| What you have to do |
Copy the whole listing below word for word, but leave out the two pictures.
Start Extracted information
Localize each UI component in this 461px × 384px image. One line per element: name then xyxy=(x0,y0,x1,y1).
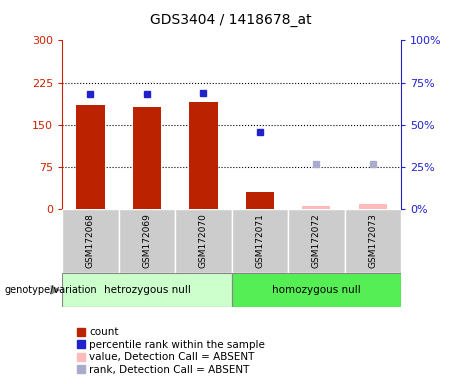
Bar xyxy=(302,207,331,209)
Text: homozygous null: homozygous null xyxy=(272,285,361,295)
Text: GSM172073: GSM172073 xyxy=(368,214,378,268)
Bar xyxy=(62,209,118,273)
Bar xyxy=(62,273,231,307)
Legend: count, percentile rank within the sample, value, Detection Call = ABSENT, rank, : count, percentile rank within the sample… xyxy=(77,327,265,375)
Text: genotype/variation: genotype/variation xyxy=(5,285,97,295)
Text: GSM172069: GSM172069 xyxy=(142,214,152,268)
Bar xyxy=(118,209,175,273)
Bar xyxy=(175,209,231,273)
Bar xyxy=(77,105,105,209)
Text: GSM172072: GSM172072 xyxy=(312,214,321,268)
Bar xyxy=(359,204,387,209)
Text: GSM172070: GSM172070 xyxy=(199,214,208,268)
Bar xyxy=(133,107,161,209)
Text: GDS3404 / 1418678_at: GDS3404 / 1418678_at xyxy=(150,13,311,27)
Bar xyxy=(344,209,401,273)
Text: hetrozygous null: hetrozygous null xyxy=(104,285,190,295)
Bar xyxy=(246,192,274,209)
Text: GSM172068: GSM172068 xyxy=(86,214,95,268)
Bar xyxy=(231,209,288,273)
Bar xyxy=(288,209,344,273)
Bar xyxy=(231,273,401,307)
Text: GSM172071: GSM172071 xyxy=(255,214,265,268)
Bar xyxy=(189,102,218,209)
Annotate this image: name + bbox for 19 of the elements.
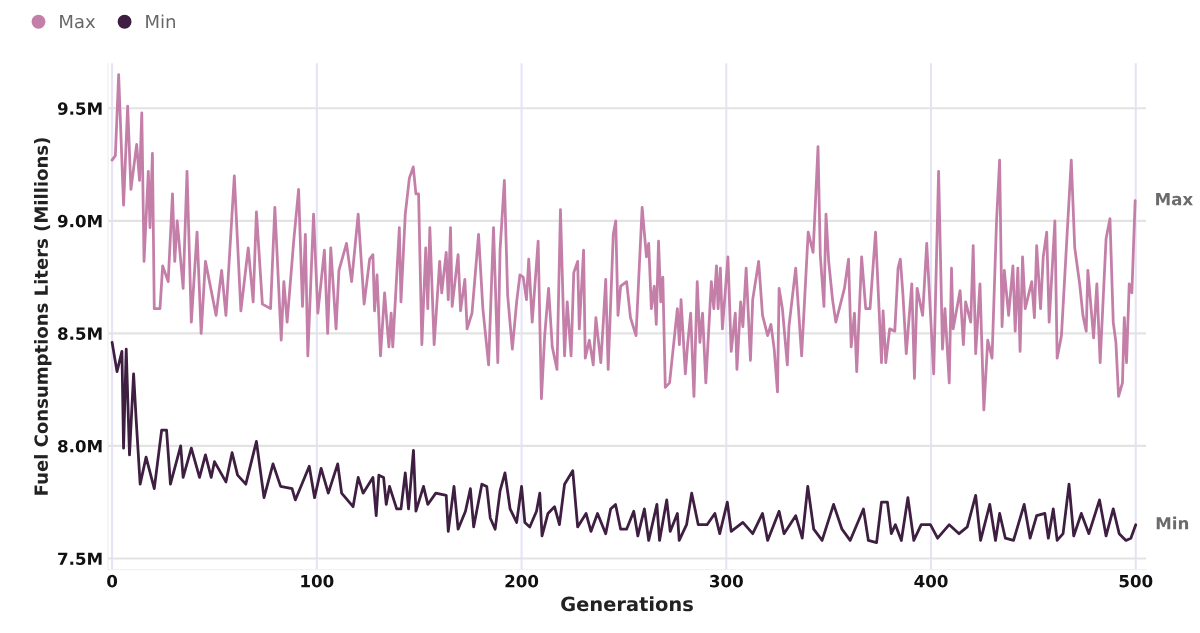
x-tick-label: 300	[710, 574, 743, 588]
y-tick-label: 9.0M	[57, 214, 102, 228]
y-tick-label: 8.5M	[58, 327, 102, 340]
x-tick-label: 200	[505, 574, 539, 588]
y-tick-label: 7.5M	[58, 552, 102, 566]
x-tick-label: 0	[107, 574, 118, 588]
y-tick-label: 9.5M	[57, 102, 102, 115]
x-tick-label: 500	[1119, 574, 1153, 588]
line-series	[110, 340, 1138, 545]
text: Min	[1156, 516, 1189, 530]
x-axis-title: Generations	[561, 596, 693, 612]
text: Max	[1156, 193, 1193, 206]
y-tick-label: 8.0M	[58, 439, 102, 453]
x-tick-label: 400	[914, 574, 948, 588]
x-tick-label: 100	[301, 574, 334, 588]
line-series	[110, 73, 1137, 412]
y-axis-title: Fuel Consumptions Liters (Millions)	[34, 138, 52, 495]
legend-label: Min	[146, 14, 175, 29]
legend-label: Max	[60, 14, 96, 29]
End Extracted information
| Answer below |
Localize each UI component in this 461px × 384px image. One line per element: name then xyxy=(x0,y0,x1,y1).
Bar xyxy=(302,207,331,209)
Text: homozygous null: homozygous null xyxy=(272,285,361,295)
Text: GSM172073: GSM172073 xyxy=(368,214,378,268)
Bar xyxy=(62,209,118,273)
Bar xyxy=(62,273,231,307)
Legend: count, percentile rank within the sample, value, Detection Call = ABSENT, rank, : count, percentile rank within the sample… xyxy=(77,327,265,375)
Text: genotype/variation: genotype/variation xyxy=(5,285,97,295)
Text: GSM172069: GSM172069 xyxy=(142,214,152,268)
Bar xyxy=(118,209,175,273)
Bar xyxy=(175,209,231,273)
Bar xyxy=(77,105,105,209)
Text: GSM172072: GSM172072 xyxy=(312,214,321,268)
Bar xyxy=(359,204,387,209)
Text: GSM172070: GSM172070 xyxy=(199,214,208,268)
Bar xyxy=(133,107,161,209)
Text: GDS3404 / 1418678_at: GDS3404 / 1418678_at xyxy=(150,13,311,27)
Bar xyxy=(344,209,401,273)
Text: hetrozygous null: hetrozygous null xyxy=(104,285,190,295)
Bar xyxy=(246,192,274,209)
Text: GSM172068: GSM172068 xyxy=(86,214,95,268)
Bar xyxy=(231,209,288,273)
Bar xyxy=(288,209,344,273)
Bar xyxy=(231,273,401,307)
Text: GSM172071: GSM172071 xyxy=(255,214,265,268)
Bar xyxy=(189,102,218,209)
Annotate this image: name + bbox for 19 of the elements.
x-tick-label: 300	[710, 574, 743, 588]
y-tick-label: 9.0M	[57, 214, 102, 228]
y-tick-label: 8.5M	[58, 327, 102, 340]
x-tick-label: 200	[505, 574, 539, 588]
y-tick-label: 7.5M	[58, 552, 102, 566]
x-tick-label: 0	[107, 574, 118, 588]
y-tick-label: 9.5M	[57, 102, 102, 115]
x-tick-label: 500	[1119, 574, 1153, 588]
line-series	[110, 340, 1138, 545]
text: Min	[1156, 516, 1189, 530]
x-axis-title: Generations	[561, 596, 693, 612]
text: Max	[1156, 193, 1193, 206]
y-tick-label: 8.0M	[58, 439, 102, 453]
x-tick-label: 400	[914, 574, 948, 588]
x-tick-label: 100	[301, 574, 334, 588]
line-series	[110, 73, 1137, 412]
y-axis-title: Fuel Consumptions Liters (Millions)	[34, 138, 52, 495]
legend-label: Min	[146, 14, 175, 29]
legend-label: Max	[60, 14, 96, 29]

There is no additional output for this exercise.